··· Extracted information ···
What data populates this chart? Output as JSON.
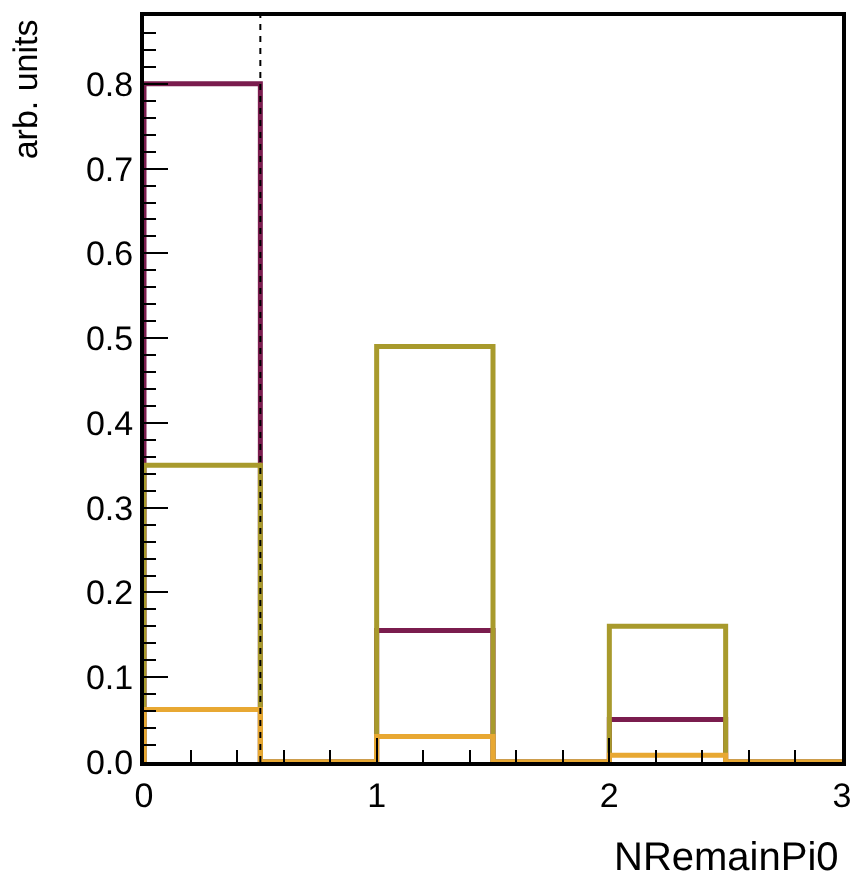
{
  "chart_data": {
    "type": "histogram",
    "xlabel": "NRemainPi0",
    "ylabel": "arb. units",
    "bins": [
      0,
      0.5,
      1,
      1.5,
      2,
      2.5,
      3
    ],
    "series": [
      {
        "color": "#7a1c4e",
        "values": [
          0.8,
          0,
          0.155,
          0,
          0.05,
          0
        ]
      },
      {
        "color": "#a89a2c",
        "values": [
          0.35,
          0,
          0.49,
          0,
          0.16,
          0
        ]
      },
      {
        "color": "#e8a832",
        "values": [
          0.062,
          0,
          0.03,
          0,
          0.008,
          0
        ]
      }
    ],
    "xlim": [
      0,
      3
    ],
    "xticks": [
      0,
      1,
      2,
      3
    ],
    "ylim": [
      0,
      0.88
    ],
    "yticks": [
      {
        "value": 0,
        "label": "0.0"
      },
      0.1,
      0.2,
      0.3,
      0.4,
      0.5,
      0.6,
      0.7,
      0.8
    ],
    "ref_lines": [
      {
        "axis": "x",
        "value": 0.5,
        "color": "#000000",
        "line_style": "dotted"
      }
    ]
  }
}
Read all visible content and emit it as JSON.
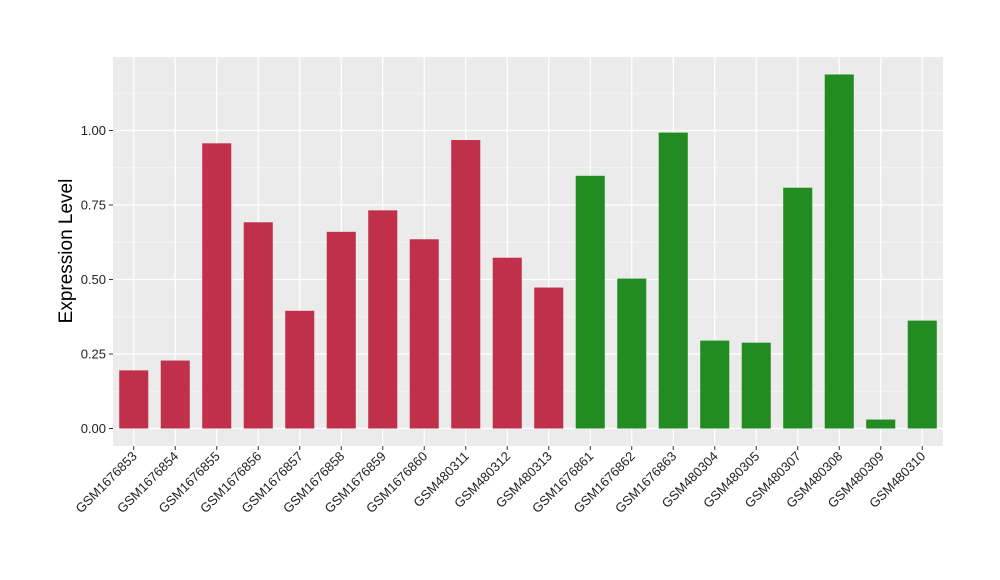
{
  "chart_data": {
    "type": "bar",
    "ylabel": "Expression Level",
    "xlabel": "",
    "ylim": [
      -0.05,
      1.25
    ],
    "yticks": [
      0.0,
      0.25,
      0.5,
      0.75,
      1.0
    ],
    "ytick_labels": [
      "0.00",
      "0.25",
      "0.50",
      "0.75",
      "1.00"
    ],
    "grid": true,
    "panel_background": "#ebebeb",
    "grid_color": "#ffffff",
    "categories": [
      "GSM1676853",
      "GSM1676854",
      "GSM1676855",
      "GSM1676856",
      "GSM1676857",
      "GSM1676858",
      "GSM1676859",
      "GSM1676860",
      "GSM480311",
      "GSM480312",
      "GSM480313",
      "GSM1676861",
      "GSM1676862",
      "GSM1676863",
      "GSM480304",
      "GSM480305",
      "GSM480307",
      "GSM480308",
      "GSM480309",
      "GSM480310"
    ],
    "values": [
      0.195,
      0.228,
      0.957,
      0.692,
      0.395,
      0.66,
      0.732,
      0.635,
      0.968,
      0.573,
      0.473,
      0.848,
      0.503,
      0.993,
      0.295,
      0.288,
      0.808,
      1.188,
      0.03,
      0.362
    ],
    "bar_colors": [
      "#c0304a",
      "#c0304a",
      "#c0304a",
      "#c0304a",
      "#c0304a",
      "#c0304a",
      "#c0304a",
      "#c0304a",
      "#c0304a",
      "#c0304a",
      "#c0304a",
      "#228b22",
      "#228b22",
      "#228b22",
      "#228b22",
      "#228b22",
      "#228b22",
      "#228b22",
      "#228b22",
      "#228b22"
    ]
  }
}
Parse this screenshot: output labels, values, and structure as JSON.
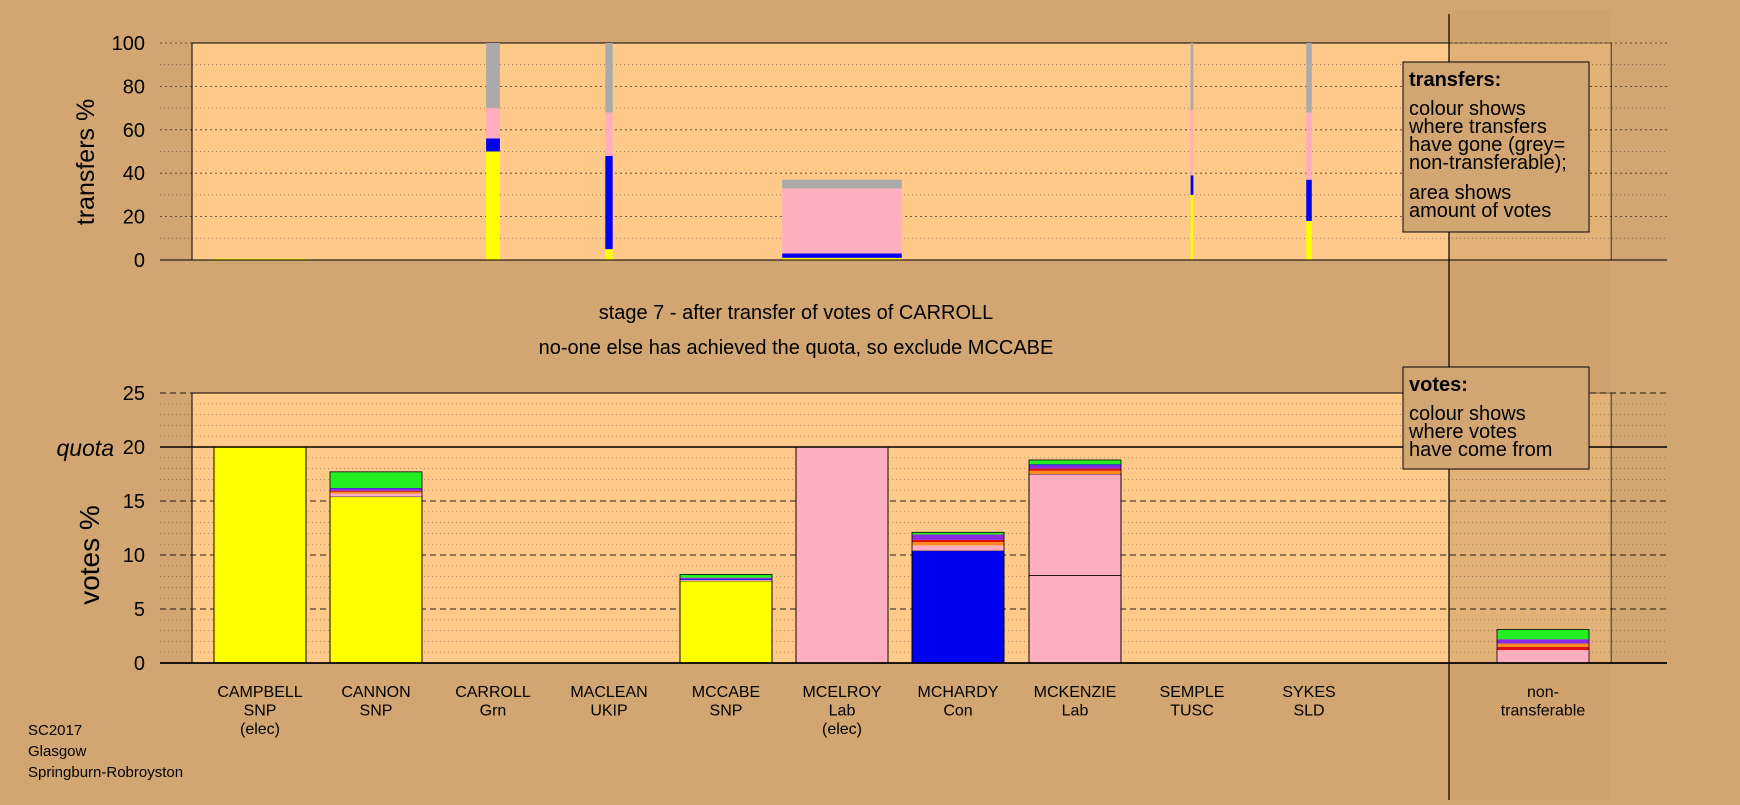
···
▶ **Given instruction**: Output a faithful copy of the data, with each picture left out.

▶ **Written answer**:
What data populates this chart? Output as JSON.
{
  "chart_data": {
    "type": "histogram",
    "xlabel": "NRemainPi0",
    "ylabel": "arb. units",
    "bins": [
      0,
      0.5,
      1,
      1.5,
      2,
      2.5,
      3
    ],
    "series": [
      {
        "color": "#7a1c4e",
        "values": [
          0.8,
          0,
          0.155,
          0,
          0.05,
          0
        ]
      },
      {
        "color": "#a89a2c",
        "values": [
          0.35,
          0,
          0.49,
          0,
          0.16,
          0
        ]
      },
      {
        "color": "#e8a832",
        "values": [
          0.062,
          0,
          0.03,
          0,
          0.008,
          0
        ]
      }
    ],
    "xlim": [
      0,
      3
    ],
    "xticks": [
      0,
      1,
      2,
      3
    ],
    "ylim": [
      0,
      0.88
    ],
    "yticks": [
      {
        "value": 0,
        "label": "0.0"
      },
      0.1,
      0.2,
      0.3,
      0.4,
      0.5,
      0.6,
      0.7,
      0.8
    ],
    "ref_lines": [
      {
        "axis": "x",
        "value": 0.5,
        "color": "#000000",
        "line_style": "dotted"
      }
    ]
  }
}
Read all visible content and emit it as JSON.
{
  "chart_data": {
    "type": "bar",
    "ylabel": "Expression Level",
    "xlabel": "",
    "ylim": [
      -0.05,
      1.25
    ],
    "yticks": [
      0.0,
      0.25,
      0.5,
      0.75,
      1.0
    ],
    "ytick_labels": [
      "0.00",
      "0.25",
      "0.50",
      "0.75",
      "1.00"
    ],
    "grid": true,
    "panel_background": "#ebebeb",
    "grid_color": "#ffffff",
    "categories": [
      "GSM1676853",
      "GSM1676854",
      "GSM1676855",
      "GSM1676856",
      "GSM1676857",
      "GSM1676858",
      "GSM1676859",
      "GSM1676860",
      "GSM480311",
      "GSM480312",
      "GSM480313",
      "GSM1676861",
      "GSM1676862",
      "GSM1676863",
      "GSM480304",
      "GSM480305",
      "GSM480307",
      "GSM480308",
      "GSM480309",
      "GSM480310"
    ],
    "values": [
      0.195,
      0.228,
      0.957,
      0.692,
      0.395,
      0.66,
      0.732,
      0.635,
      0.968,
      0.573,
      0.473,
      0.848,
      0.503,
      0.993,
      0.295,
      0.288,
      0.808,
      1.188,
      0.03,
      0.362
    ],
    "bar_colors": [
      "#c0304a",
      "#c0304a",
      "#c0304a",
      "#c0304a",
      "#c0304a",
      "#c0304a",
      "#c0304a",
      "#c0304a",
      "#c0304a",
      "#c0304a",
      "#c0304a",
      "#228b22",
      "#228b22",
      "#228b22",
      "#228b22",
      "#228b22",
      "#228b22",
      "#228b22",
      "#228b22",
      "#228b22"
    ]
  }
}
Parse this screenshot: output labels, values, and structure as JSON.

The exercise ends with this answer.